Stored entries
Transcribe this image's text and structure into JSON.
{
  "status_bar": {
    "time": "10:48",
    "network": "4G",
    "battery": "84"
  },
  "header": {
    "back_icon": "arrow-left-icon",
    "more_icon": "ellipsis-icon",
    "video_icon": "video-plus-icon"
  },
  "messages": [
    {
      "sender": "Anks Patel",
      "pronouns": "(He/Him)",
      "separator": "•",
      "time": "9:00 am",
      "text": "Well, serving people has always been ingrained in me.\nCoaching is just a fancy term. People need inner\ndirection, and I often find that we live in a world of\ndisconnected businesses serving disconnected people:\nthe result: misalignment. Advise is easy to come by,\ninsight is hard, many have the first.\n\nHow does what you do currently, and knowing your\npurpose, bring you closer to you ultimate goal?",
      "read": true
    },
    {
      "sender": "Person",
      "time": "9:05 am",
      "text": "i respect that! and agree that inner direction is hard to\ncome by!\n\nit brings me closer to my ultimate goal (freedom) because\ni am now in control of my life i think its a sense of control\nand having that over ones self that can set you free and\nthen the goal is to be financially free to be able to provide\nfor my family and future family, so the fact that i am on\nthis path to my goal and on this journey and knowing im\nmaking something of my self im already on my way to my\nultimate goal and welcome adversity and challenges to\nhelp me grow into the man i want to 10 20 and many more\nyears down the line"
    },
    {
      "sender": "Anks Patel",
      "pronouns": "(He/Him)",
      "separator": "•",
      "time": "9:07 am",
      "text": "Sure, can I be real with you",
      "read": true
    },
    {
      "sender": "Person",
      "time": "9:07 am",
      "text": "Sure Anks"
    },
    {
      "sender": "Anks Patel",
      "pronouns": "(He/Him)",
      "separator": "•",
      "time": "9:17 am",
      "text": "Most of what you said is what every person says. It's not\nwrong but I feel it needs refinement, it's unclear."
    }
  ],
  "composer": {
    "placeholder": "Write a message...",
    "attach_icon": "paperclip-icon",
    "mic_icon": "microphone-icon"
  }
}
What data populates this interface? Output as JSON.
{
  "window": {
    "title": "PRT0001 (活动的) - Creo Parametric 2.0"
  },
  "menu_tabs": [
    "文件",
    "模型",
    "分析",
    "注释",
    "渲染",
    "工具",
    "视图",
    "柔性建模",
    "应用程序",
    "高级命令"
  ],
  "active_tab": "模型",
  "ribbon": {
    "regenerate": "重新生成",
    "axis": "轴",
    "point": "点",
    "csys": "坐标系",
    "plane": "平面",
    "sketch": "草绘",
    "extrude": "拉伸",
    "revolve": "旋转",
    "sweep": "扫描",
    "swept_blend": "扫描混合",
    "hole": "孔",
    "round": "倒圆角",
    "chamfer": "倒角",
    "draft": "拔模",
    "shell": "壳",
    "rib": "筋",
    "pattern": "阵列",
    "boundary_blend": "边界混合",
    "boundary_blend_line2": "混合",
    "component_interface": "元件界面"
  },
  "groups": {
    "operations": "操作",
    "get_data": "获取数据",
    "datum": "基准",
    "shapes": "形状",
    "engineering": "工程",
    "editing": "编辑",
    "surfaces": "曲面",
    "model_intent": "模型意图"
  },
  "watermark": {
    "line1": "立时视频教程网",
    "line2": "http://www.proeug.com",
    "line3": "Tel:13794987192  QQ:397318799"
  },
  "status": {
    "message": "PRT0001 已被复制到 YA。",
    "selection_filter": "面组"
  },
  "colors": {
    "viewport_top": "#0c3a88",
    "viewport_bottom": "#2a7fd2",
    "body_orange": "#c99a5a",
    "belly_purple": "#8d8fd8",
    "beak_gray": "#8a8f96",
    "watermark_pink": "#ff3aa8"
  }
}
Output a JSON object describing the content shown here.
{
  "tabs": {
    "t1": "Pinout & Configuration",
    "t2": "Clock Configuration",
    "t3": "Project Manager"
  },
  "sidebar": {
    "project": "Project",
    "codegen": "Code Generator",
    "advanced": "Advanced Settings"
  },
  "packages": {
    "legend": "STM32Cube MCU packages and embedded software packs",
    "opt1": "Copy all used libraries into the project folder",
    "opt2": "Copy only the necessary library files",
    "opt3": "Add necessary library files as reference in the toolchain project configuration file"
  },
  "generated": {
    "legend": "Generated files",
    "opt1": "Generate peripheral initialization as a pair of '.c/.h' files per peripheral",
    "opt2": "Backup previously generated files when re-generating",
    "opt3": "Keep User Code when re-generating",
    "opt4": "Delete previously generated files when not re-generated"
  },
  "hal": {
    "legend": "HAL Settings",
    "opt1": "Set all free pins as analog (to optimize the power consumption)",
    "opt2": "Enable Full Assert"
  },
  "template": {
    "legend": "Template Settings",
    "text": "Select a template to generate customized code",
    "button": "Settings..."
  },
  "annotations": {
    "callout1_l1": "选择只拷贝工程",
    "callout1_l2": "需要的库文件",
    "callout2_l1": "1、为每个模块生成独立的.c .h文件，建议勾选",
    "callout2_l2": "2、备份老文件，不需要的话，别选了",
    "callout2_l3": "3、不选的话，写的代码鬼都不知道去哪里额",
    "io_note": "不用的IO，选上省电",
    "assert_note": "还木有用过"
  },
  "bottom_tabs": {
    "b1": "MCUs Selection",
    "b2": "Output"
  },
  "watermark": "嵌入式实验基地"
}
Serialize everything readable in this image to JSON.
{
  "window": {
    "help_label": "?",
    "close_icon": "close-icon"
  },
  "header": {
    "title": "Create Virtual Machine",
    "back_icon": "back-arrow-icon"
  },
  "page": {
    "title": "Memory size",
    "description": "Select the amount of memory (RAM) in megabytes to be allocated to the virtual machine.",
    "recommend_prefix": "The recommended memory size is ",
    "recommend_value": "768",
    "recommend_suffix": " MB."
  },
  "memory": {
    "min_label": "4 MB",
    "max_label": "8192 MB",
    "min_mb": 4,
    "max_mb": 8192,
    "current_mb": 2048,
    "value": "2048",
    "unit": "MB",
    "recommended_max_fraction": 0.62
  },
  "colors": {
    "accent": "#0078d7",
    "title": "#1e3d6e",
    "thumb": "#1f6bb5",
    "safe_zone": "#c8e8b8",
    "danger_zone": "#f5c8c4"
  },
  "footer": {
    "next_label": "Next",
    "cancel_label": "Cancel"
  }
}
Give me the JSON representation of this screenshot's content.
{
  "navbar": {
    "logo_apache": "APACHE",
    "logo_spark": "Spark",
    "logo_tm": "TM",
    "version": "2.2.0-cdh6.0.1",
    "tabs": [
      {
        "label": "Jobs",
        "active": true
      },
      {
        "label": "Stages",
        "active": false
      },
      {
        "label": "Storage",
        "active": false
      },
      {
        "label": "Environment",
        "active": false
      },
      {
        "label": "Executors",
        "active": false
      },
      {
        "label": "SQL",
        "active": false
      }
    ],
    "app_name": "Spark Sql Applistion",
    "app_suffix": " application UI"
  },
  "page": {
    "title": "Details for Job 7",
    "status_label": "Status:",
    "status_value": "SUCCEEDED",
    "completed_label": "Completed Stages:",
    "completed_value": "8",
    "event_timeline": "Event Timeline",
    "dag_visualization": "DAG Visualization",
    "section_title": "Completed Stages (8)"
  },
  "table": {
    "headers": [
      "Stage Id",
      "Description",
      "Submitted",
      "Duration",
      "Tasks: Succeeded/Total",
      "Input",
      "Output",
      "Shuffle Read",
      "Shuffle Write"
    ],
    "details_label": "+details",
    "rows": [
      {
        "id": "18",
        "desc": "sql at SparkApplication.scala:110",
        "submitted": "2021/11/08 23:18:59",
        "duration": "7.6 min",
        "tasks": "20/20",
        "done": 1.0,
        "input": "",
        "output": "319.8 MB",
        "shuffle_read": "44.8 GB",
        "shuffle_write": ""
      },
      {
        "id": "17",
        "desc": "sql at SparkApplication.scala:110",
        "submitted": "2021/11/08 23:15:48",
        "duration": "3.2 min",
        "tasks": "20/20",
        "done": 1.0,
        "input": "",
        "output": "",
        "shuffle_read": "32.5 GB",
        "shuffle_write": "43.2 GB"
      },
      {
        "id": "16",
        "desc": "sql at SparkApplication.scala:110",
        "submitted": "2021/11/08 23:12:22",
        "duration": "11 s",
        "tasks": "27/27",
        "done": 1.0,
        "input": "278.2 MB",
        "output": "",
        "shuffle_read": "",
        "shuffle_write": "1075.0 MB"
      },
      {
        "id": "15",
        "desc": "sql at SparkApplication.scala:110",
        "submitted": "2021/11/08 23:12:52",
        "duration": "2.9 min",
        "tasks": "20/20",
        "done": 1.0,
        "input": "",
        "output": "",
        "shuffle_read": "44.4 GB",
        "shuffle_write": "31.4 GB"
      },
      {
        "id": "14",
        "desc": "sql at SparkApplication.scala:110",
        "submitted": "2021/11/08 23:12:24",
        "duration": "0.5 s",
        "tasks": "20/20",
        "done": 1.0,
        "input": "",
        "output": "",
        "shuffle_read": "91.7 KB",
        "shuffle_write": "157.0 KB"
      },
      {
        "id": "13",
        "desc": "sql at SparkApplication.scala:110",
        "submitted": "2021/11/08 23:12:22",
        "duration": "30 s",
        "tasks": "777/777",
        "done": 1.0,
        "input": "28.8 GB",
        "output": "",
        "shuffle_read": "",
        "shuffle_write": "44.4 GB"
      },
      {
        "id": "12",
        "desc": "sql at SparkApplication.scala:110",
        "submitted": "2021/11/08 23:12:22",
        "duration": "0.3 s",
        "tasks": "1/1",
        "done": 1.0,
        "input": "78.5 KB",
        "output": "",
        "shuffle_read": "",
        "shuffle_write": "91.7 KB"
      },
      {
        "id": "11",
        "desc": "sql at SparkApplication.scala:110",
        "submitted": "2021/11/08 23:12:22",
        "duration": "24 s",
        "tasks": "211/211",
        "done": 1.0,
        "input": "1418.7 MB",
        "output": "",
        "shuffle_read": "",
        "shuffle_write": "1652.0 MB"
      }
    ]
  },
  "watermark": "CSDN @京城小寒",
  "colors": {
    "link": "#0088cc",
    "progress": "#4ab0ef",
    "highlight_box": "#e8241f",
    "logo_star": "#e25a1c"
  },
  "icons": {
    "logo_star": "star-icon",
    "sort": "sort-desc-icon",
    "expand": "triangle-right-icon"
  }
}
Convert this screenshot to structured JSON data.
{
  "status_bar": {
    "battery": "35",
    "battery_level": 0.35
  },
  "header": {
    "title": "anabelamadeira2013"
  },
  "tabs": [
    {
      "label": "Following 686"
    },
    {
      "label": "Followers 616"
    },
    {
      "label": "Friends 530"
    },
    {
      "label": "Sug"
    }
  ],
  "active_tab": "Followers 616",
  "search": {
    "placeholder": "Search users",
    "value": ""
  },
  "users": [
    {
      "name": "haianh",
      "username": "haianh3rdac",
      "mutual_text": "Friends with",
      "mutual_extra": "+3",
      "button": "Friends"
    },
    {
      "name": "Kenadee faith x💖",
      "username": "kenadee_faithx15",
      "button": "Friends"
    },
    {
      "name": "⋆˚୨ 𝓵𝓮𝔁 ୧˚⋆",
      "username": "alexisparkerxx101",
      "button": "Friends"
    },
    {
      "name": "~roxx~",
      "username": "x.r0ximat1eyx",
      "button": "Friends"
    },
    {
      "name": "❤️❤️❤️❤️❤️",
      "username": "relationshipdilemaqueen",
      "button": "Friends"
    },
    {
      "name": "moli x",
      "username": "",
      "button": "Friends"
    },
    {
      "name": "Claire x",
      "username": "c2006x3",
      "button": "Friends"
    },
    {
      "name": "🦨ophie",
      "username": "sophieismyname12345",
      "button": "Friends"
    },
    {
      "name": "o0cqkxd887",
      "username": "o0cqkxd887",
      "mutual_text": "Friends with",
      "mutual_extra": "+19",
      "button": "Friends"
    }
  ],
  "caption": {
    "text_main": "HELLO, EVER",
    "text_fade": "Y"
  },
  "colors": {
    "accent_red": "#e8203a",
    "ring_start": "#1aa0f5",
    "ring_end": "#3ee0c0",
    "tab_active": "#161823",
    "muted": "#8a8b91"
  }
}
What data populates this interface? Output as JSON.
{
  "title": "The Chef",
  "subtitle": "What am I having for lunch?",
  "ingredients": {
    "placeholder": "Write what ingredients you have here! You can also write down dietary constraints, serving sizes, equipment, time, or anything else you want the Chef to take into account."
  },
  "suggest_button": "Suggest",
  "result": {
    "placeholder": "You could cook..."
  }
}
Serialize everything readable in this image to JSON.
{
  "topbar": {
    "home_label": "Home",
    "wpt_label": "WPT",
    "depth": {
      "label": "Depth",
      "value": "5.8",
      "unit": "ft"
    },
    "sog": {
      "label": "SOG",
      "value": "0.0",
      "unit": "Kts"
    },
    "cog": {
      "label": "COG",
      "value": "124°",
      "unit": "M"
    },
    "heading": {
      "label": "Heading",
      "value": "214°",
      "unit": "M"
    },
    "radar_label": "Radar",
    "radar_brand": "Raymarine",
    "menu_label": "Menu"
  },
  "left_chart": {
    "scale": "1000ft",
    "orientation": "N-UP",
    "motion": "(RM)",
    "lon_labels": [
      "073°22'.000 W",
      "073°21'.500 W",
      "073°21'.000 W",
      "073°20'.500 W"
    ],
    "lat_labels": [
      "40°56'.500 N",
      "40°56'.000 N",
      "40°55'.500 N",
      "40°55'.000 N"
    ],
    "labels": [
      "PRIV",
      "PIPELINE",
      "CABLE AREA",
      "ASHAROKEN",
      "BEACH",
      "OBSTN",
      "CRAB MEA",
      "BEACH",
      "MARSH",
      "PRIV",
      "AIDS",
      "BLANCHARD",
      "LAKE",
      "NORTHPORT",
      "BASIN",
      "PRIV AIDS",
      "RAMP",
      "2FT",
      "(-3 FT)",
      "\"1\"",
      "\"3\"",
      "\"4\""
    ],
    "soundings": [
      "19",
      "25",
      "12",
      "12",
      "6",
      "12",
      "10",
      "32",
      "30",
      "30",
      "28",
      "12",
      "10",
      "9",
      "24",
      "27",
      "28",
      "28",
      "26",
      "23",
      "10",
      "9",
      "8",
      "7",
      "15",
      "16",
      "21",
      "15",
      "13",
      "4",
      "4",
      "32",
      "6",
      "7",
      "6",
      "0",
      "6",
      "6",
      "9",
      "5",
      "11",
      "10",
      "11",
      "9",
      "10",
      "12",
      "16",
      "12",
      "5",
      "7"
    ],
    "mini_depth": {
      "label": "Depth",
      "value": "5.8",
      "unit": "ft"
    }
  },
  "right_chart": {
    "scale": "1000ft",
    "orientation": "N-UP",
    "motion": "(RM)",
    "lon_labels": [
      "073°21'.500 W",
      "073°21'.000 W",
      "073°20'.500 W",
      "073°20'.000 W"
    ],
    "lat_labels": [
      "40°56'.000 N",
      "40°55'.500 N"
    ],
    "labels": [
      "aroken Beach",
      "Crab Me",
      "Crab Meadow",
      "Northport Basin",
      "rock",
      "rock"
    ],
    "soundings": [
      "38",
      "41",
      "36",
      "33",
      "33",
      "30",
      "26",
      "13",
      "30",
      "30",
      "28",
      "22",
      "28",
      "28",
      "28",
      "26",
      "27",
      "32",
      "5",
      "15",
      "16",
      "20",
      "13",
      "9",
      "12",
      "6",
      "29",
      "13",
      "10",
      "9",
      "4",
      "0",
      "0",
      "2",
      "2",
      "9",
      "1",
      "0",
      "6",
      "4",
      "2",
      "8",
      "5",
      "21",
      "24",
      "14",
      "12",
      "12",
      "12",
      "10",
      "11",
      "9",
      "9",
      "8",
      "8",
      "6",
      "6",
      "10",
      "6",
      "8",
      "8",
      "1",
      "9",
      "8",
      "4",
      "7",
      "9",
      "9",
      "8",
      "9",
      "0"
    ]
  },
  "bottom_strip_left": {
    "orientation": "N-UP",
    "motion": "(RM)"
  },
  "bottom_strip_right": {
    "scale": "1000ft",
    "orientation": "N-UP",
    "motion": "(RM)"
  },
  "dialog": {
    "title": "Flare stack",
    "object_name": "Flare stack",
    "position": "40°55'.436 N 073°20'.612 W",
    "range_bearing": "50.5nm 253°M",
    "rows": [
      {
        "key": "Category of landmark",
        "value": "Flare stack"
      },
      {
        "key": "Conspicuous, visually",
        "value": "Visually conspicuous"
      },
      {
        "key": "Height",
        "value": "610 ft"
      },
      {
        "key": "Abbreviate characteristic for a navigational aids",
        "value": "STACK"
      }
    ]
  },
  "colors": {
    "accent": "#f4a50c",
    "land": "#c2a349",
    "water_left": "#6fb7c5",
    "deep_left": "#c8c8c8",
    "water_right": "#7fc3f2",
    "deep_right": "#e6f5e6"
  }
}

## TASK TO CARRY OUT
Track down every line of the material containing the string "having", and copy it.

## EXERCISE SOLUTION
      "text": "i respect that! and agree that inner direction is hard to\ncome by!\n\nit brings me closer to my ultimate goal (freedom) because\ni am now in control of my life i think its a sense of control\nand having that over ones self that can set you free and\nthen the goal is to be financially free to be able to provide\nfor my family and future family, so the fact that i am on\nthis path to my goal and on this journey and knowing im\nmaking something of my self im already on my way to my\nultimate goal and welcome adversity and challenges to\nhelp me grow into the man i want to 10 20 and many more\nyears down the line"
  "subtitle": "What am I having for lunch?",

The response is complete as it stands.